:: WRITTEN EXERCISE ::
Output the entries verbatim, including every line.

:: Stored records ::
+++

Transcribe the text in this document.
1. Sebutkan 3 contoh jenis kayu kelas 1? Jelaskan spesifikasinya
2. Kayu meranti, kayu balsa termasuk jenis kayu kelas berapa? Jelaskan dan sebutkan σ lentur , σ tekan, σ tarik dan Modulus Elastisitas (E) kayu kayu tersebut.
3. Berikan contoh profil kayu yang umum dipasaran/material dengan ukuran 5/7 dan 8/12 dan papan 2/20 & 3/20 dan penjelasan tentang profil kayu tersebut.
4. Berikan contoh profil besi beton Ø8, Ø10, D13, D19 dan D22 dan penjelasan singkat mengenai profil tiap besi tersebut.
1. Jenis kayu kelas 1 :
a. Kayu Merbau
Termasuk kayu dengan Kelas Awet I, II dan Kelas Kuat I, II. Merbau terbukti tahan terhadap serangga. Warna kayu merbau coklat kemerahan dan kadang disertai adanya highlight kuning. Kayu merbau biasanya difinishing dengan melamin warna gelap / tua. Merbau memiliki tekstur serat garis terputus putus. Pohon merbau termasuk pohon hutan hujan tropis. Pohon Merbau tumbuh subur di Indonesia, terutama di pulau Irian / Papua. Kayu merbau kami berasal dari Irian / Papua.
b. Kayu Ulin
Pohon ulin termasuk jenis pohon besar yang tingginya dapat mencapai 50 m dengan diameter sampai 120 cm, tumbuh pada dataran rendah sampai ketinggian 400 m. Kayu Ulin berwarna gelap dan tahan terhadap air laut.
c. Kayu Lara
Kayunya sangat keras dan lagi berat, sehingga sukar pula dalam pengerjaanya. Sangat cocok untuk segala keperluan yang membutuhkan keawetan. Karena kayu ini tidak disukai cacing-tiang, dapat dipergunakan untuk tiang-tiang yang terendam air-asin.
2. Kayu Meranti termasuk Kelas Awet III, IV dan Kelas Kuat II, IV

+++

:: THE ANSWER ::
Transcribe the text in this document.
1. Sebutkan 3 contoh jenis kayu kelas 1? Jelaskan spesifikasinya
2. Kayu meranti, kayu balsa termasuk jenis kayu kelas berapa? Jelaskan dan sebutkan σ lentur , σ tekan, σ tarik dan Modulus Elastisitas (E) kayu kayu tersebut.
3. Berikan contoh profil kayu yang umum dipasaran/material dengan ukuran 5/7 dan 8/12 dan papan 2/20 & 3/20 dan penjelasan tentang profil kayu tersebut.
4. Berikan contoh profil besi beton Ø8, Ø10, D13, D19 dan D22 dan penjelasan singkat mengenai profil tiap besi tersebut.
1. Jenis kayu kelas 1 :
a. Kayu Merbau
Termasuk kayu dengan Kelas Awet I, II dan Kelas Kuat I, II. Merbau terbukti tahan terhadap serangga. Warna kayu merbau coklat kemerahan dan kadang disertai adanya highlight kuning. Kayu merbau biasanya difinishing dengan melamin warna gelap / tua. Merbau memiliki tekstur serat garis terputus putus. Pohon merbau termasuk pohon hutan hujan tropis. Pohon Merbau tumbuh subur di Indonesia, terutama di pulau Irian / Papua. Kayu merbau kami berasal dari Irian / Papua.
b. Kayu Ulin
Pohon ulin termasuk jenis pohon besar yang tingginya dapat mencapai 50 m dengan diameter sampai 120 cm, tumbuh pada dataran rendah sampai ketinggian 400 m. Kayu Ulin berwarna gelap dan tahan terhadap air laut.
c. Kayu Lara
Kayunya sangat keras dan lagi berat, sehingga sukar pula dalam pengerjaanya. Sangat cocok untuk segala keperluan yang membutuhkan keawetan. Karena kayu ini tidak disukai cacing-tiang, dapat dipergunakan untuk tiang-tiang yang terendam air-asin.
2. Kayu Meranti termasuk Kelas Awet III, IV dan Kelas Kuat II, IV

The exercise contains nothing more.